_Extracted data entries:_
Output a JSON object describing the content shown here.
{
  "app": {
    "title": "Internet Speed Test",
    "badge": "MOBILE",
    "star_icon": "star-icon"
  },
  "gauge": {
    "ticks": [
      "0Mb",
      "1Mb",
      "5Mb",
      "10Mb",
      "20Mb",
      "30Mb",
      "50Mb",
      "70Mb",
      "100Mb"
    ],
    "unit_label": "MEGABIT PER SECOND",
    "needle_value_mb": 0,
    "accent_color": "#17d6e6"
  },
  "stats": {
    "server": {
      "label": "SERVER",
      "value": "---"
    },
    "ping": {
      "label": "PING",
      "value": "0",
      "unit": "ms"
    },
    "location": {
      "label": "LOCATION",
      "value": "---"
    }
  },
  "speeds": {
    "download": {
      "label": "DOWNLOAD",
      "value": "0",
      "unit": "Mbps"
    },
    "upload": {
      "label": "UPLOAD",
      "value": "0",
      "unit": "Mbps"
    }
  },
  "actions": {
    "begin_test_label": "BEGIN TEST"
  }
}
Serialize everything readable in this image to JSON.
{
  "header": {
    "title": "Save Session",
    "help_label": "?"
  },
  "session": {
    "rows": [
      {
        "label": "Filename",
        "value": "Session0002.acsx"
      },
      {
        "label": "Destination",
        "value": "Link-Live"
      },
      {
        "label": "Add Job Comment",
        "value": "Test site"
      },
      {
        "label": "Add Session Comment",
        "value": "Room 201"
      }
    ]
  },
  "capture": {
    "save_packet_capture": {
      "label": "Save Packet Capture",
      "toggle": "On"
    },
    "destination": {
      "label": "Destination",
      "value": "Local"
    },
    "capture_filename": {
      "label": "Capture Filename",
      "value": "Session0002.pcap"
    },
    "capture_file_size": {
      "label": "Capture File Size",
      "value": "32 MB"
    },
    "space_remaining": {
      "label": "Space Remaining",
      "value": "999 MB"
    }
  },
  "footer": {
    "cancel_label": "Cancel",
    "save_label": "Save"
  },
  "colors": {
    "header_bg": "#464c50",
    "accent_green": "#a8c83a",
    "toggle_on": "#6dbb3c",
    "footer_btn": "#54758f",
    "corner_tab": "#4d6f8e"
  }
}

==

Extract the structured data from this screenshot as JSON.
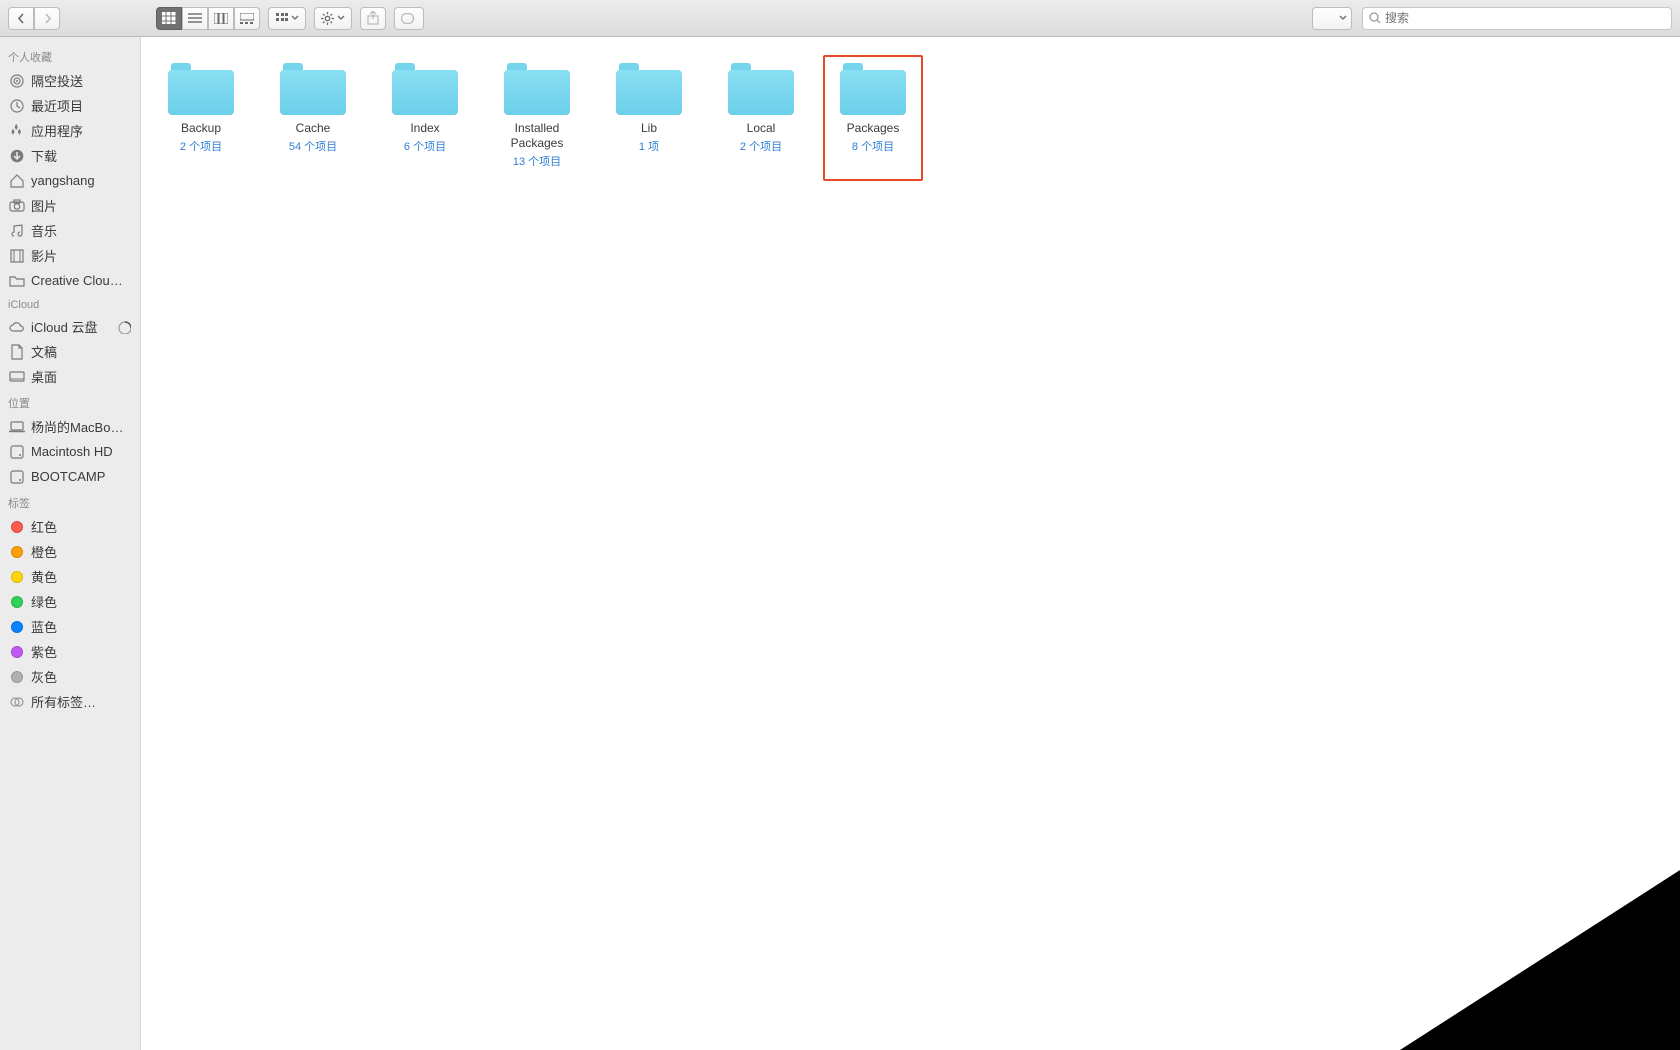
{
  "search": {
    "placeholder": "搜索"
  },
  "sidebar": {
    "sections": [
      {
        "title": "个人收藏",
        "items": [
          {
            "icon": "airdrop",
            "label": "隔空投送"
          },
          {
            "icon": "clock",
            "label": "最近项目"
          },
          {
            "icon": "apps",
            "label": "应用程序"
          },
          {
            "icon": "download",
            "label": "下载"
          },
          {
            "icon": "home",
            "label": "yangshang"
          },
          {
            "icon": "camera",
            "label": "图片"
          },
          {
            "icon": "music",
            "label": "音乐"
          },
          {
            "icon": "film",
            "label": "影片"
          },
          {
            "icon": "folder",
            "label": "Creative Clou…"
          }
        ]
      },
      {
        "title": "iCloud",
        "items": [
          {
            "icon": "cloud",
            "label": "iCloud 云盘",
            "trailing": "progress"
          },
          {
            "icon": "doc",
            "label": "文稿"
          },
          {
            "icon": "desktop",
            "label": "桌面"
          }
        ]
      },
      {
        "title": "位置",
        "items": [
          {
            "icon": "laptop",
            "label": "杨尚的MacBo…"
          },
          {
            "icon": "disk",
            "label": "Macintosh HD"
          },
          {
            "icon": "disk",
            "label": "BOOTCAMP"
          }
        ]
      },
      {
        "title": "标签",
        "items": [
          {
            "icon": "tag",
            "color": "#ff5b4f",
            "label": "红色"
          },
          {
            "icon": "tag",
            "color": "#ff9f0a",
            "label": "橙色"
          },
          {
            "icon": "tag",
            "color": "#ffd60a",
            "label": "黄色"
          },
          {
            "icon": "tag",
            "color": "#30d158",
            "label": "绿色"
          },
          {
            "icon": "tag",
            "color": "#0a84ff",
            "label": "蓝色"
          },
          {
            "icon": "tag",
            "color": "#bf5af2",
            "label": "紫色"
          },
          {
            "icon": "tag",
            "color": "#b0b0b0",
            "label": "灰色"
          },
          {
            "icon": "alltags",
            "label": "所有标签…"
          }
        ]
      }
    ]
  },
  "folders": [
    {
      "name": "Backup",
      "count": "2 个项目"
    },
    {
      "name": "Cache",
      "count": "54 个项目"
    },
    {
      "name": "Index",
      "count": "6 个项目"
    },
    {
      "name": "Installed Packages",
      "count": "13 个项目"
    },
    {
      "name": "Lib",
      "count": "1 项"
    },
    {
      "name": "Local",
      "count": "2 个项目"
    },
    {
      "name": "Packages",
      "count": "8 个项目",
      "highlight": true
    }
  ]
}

...

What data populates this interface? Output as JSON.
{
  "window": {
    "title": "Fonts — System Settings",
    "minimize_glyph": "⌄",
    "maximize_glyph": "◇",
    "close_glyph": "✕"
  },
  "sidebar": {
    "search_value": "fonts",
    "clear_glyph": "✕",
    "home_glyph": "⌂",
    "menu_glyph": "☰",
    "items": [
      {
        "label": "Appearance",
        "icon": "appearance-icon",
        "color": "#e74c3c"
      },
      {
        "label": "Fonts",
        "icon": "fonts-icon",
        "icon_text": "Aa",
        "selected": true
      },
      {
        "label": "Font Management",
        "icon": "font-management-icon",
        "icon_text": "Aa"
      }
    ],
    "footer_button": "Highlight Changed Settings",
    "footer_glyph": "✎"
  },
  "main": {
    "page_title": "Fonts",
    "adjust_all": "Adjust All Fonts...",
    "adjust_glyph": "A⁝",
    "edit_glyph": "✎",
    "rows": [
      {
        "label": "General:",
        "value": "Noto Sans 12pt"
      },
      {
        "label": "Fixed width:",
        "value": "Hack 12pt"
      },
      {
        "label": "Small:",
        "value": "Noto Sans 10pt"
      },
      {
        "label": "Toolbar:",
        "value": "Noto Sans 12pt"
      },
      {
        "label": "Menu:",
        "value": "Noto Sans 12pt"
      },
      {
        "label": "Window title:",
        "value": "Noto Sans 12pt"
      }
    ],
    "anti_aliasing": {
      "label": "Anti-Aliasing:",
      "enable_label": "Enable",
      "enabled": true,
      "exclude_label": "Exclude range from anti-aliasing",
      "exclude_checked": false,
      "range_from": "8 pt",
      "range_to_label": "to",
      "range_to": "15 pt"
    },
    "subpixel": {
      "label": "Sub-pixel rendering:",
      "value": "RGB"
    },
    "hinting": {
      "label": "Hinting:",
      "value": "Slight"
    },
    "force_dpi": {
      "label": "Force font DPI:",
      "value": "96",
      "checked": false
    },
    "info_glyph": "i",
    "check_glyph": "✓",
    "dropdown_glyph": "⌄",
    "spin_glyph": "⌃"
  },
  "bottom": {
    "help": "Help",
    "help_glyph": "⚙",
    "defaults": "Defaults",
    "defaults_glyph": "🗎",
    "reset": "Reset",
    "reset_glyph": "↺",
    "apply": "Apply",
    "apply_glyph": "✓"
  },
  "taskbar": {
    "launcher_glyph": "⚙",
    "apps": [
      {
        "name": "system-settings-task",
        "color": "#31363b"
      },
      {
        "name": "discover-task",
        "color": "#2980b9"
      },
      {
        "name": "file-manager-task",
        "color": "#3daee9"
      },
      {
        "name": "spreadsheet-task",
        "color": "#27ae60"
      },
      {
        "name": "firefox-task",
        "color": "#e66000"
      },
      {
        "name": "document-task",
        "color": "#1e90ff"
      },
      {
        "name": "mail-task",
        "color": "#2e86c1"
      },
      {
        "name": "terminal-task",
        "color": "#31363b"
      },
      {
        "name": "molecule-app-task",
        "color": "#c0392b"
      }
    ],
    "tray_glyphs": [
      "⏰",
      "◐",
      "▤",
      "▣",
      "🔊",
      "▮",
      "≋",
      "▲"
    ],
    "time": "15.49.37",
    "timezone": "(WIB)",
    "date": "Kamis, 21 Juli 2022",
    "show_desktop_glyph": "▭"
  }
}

_Short exercise:_ Say how many lines in the entries contain the string "Output", and say nothing else.

_Answer for this exercise:_ 2